• _Materials provided_:
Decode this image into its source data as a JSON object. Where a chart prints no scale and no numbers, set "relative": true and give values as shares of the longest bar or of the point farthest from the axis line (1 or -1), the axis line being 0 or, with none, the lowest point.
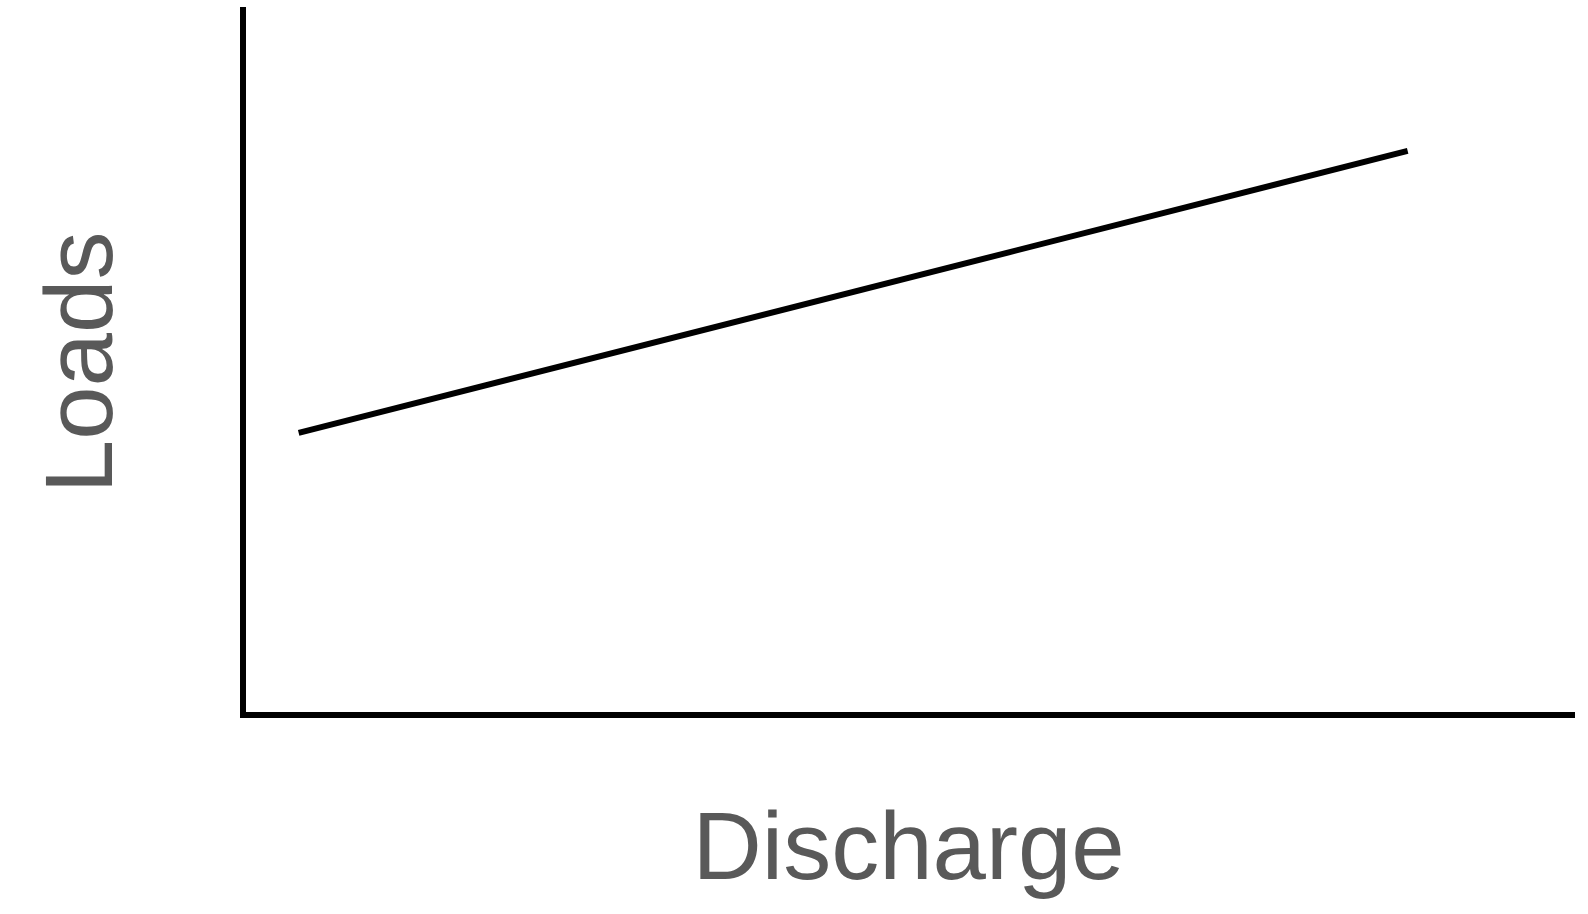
{
  "chart_data": {
    "type": "line",
    "xlabel": "Discharge",
    "ylabel": "Loads",
    "categories": [
      null,
      null,
      null,
      null,
      null,
      null,
      null,
      null,
      null,
      null,
      null,
      null
    ],
    "relative": true,
    "marker": "none",
    "series": [
      {
        "color": "#000000",
        "values": [
          0.5,
          null,
          null,
          null,
          null,
          null,
          null,
          null,
          null,
          null,
          1,
          null
        ]
      }
    ]
  }
}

• _Directions for this task_: Pictures excluded, quote all the data above exactly.

• _The result_:
Decode this image into its source data as a JSON object. Where a chart prints no scale and no numbers, set "relative": true and give values as shares of the longest bar or of the point farthest from the axis line (1 or -1), the axis line being 0 or, with none, the lowest point.
{
  "chart_data": {
    "type": "line",
    "xlabel": "Discharge",
    "ylabel": "Loads",
    "categories": [
      null,
      null,
      null,
      null,
      null,
      null,
      null,
      null,
      null,
      null,
      null,
      null
    ],
    "relative": true,
    "marker": "none",
    "series": [
      {
        "color": "#000000",
        "values": [
          0.5,
          null,
          null,
          null,
          null,
          null,
          null,
          null,
          null,
          null,
          1,
          null
        ]
      }
    ]
  }
}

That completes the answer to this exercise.